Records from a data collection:
— START —
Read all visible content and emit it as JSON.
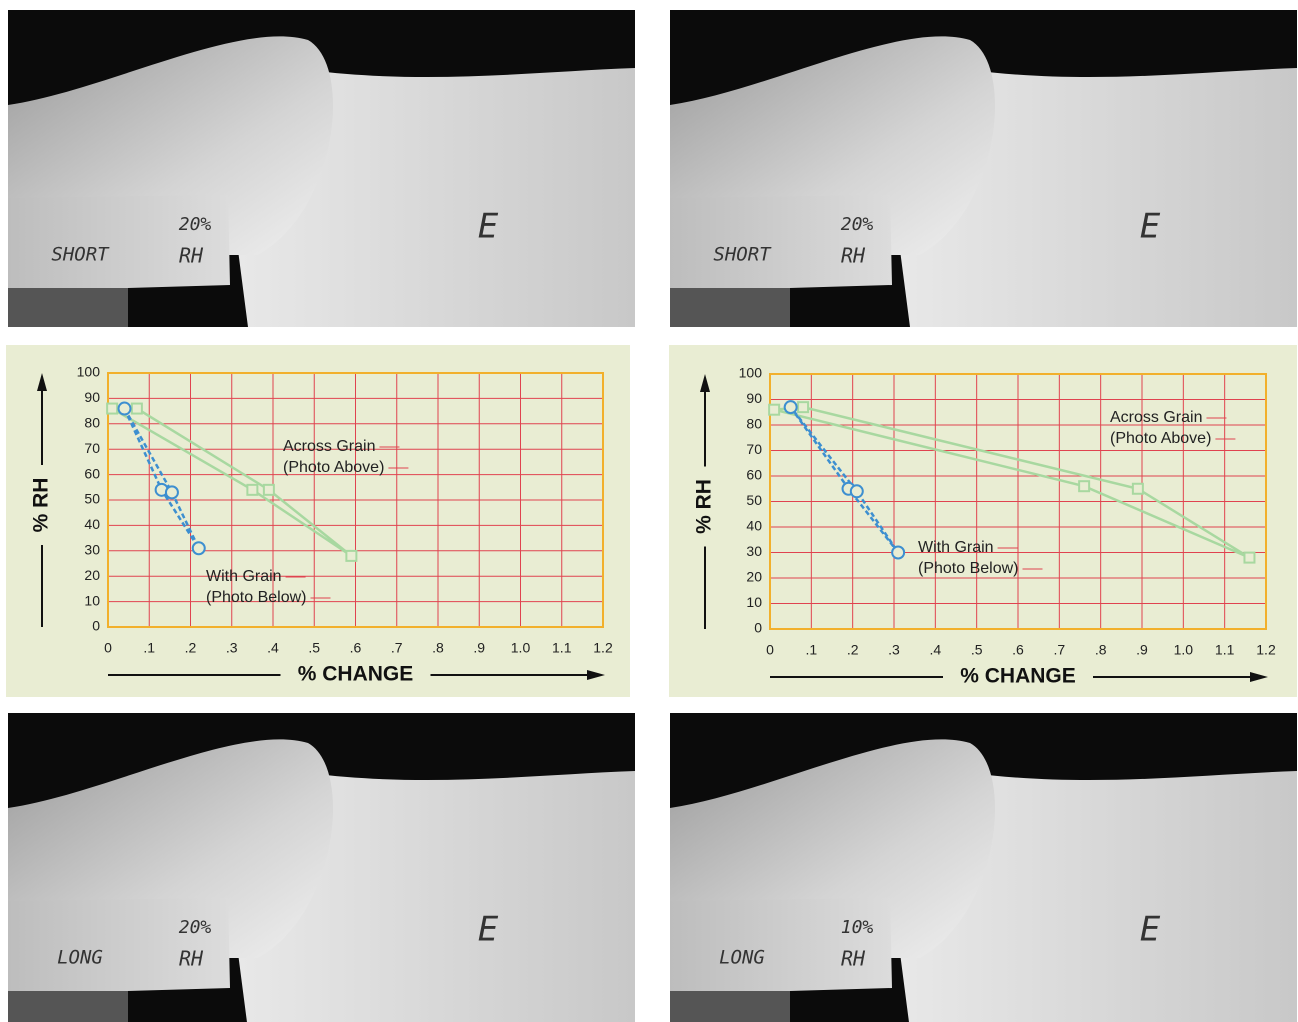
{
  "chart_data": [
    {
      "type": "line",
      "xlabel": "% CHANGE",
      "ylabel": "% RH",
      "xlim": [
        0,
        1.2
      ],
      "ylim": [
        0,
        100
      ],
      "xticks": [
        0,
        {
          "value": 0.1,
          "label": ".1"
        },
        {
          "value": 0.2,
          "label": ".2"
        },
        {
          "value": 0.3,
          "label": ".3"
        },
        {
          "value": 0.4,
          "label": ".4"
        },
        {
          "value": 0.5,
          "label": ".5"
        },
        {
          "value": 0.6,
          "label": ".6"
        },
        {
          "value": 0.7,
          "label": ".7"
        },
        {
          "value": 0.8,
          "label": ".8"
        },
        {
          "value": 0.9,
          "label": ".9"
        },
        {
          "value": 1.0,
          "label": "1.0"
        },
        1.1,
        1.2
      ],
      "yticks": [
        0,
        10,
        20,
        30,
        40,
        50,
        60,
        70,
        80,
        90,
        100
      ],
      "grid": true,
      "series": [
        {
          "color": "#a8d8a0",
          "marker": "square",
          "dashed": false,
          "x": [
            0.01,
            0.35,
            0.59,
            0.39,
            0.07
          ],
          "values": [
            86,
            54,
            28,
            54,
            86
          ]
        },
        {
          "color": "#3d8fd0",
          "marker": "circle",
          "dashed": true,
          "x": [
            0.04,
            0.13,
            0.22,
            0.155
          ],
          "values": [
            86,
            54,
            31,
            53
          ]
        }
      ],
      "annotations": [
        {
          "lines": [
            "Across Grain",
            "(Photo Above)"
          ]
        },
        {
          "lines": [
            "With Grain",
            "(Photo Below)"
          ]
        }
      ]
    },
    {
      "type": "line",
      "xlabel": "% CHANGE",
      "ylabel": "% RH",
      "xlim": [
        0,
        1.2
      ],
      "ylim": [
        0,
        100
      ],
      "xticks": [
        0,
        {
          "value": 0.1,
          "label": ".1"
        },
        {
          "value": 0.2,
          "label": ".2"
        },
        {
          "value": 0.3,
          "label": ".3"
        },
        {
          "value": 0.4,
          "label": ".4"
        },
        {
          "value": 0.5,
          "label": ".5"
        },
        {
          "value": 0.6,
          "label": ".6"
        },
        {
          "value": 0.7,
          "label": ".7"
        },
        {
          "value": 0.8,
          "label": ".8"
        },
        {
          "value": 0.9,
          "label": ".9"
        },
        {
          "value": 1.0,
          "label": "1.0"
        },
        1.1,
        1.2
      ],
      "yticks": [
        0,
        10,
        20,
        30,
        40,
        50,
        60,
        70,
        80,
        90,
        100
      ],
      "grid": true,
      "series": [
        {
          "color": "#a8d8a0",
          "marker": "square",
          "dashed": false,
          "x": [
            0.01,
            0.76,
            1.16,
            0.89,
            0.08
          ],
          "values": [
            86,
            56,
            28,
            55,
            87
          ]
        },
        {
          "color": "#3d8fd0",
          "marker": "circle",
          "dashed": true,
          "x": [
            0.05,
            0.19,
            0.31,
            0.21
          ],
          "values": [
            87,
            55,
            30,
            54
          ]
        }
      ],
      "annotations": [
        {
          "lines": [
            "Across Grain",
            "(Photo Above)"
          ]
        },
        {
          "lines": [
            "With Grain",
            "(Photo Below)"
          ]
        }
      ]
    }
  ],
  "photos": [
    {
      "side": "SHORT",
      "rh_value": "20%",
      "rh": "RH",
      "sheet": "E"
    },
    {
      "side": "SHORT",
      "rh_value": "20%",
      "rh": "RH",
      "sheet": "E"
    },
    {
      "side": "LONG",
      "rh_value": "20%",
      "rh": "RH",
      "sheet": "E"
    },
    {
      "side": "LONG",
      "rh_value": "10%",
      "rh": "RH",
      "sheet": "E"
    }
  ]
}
— END —
▶ [What is asked]:
Repeat the material above in full and exactly, omitting the pictures.

▶ [Expected answer]:
Read all visible content and emit it as JSON.
{
  "chart_data": [
    {
      "type": "line",
      "xlabel": "% CHANGE",
      "ylabel": "% RH",
      "xlim": [
        0,
        1.2
      ],
      "ylim": [
        0,
        100
      ],
      "xticks": [
        0,
        {
          "value": 0.1,
          "label": ".1"
        },
        {
          "value": 0.2,
          "label": ".2"
        },
        {
          "value": 0.3,
          "label": ".3"
        },
        {
          "value": 0.4,
          "label": ".4"
        },
        {
          "value": 0.5,
          "label": ".5"
        },
        {
          "value": 0.6,
          "label": ".6"
        },
        {
          "value": 0.7,
          "label": ".7"
        },
        {
          "value": 0.8,
          "label": ".8"
        },
        {
          "value": 0.9,
          "label": ".9"
        },
        {
          "value": 1.0,
          "label": "1.0"
        },
        1.1,
        1.2
      ],
      "yticks": [
        0,
        10,
        20,
        30,
        40,
        50,
        60,
        70,
        80,
        90,
        100
      ],
      "grid": true,
      "series": [
        {
          "color": "#a8d8a0",
          "marker": "square",
          "dashed": false,
          "x": [
            0.01,
            0.35,
            0.59,
            0.39,
            0.07
          ],
          "values": [
            86,
            54,
            28,
            54,
            86
          ]
        },
        {
          "color": "#3d8fd0",
          "marker": "circle",
          "dashed": true,
          "x": [
            0.04,
            0.13,
            0.22,
            0.155
          ],
          "values": [
            86,
            54,
            31,
            53
          ]
        }
      ],
      "annotations": [
        {
          "lines": [
            "Across Grain",
            "(Photo Above)"
          ]
        },
        {
          "lines": [
            "With Grain",
            "(Photo Below)"
          ]
        }
      ]
    },
    {
      "type": "line",
      "xlabel": "% CHANGE",
      "ylabel": "% RH",
      "xlim": [
        0,
        1.2
      ],
      "ylim": [
        0,
        100
      ],
      "xticks": [
        0,
        {
          "value": 0.1,
          "label": ".1"
        },
        {
          "value": 0.2,
          "label": ".2"
        },
        {
          "value": 0.3,
          "label": ".3"
        },
        {
          "value": 0.4,
          "label": ".4"
        },
        {
          "value": 0.5,
          "label": ".5"
        },
        {
          "value": 0.6,
          "label": ".6"
        },
        {
          "value": 0.7,
          "label": ".7"
        },
        {
          "value": 0.8,
          "label": ".8"
        },
        {
          "value": 0.9,
          "label": ".9"
        },
        {
          "value": 1.0,
          "label": "1.0"
        },
        1.1,
        1.2
      ],
      "yticks": [
        0,
        10,
        20,
        30,
        40,
        50,
        60,
        70,
        80,
        90,
        100
      ],
      "grid": true,
      "series": [
        {
          "color": "#a8d8a0",
          "marker": "square",
          "dashed": false,
          "x": [
            0.01,
            0.76,
            1.16,
            0.89,
            0.08
          ],
          "values": [
            86,
            56,
            28,
            55,
            87
          ]
        },
        {
          "color": "#3d8fd0",
          "marker": "circle",
          "dashed": true,
          "x": [
            0.05,
            0.19,
            0.31,
            0.21
          ],
          "values": [
            87,
            55,
            30,
            54
          ]
        }
      ],
      "annotations": [
        {
          "lines": [
            "Across Grain",
            "(Photo Above)"
          ]
        },
        {
          "lines": [
            "With Grain",
            "(Photo Below)"
          ]
        }
      ]
    }
  ],
  "photos": [
    {
      "side": "SHORT",
      "rh_value": "20%",
      "rh": "RH",
      "sheet": "E"
    },
    {
      "side": "SHORT",
      "rh_value": "20%",
      "rh": "RH",
      "sheet": "E"
    },
    {
      "side": "LONG",
      "rh_value": "20%",
      "rh": "RH",
      "sheet": "E"
    },
    {
      "side": "LONG",
      "rh_value": "10%",
      "rh": "RH",
      "sheet": "E"
    }
  ]
}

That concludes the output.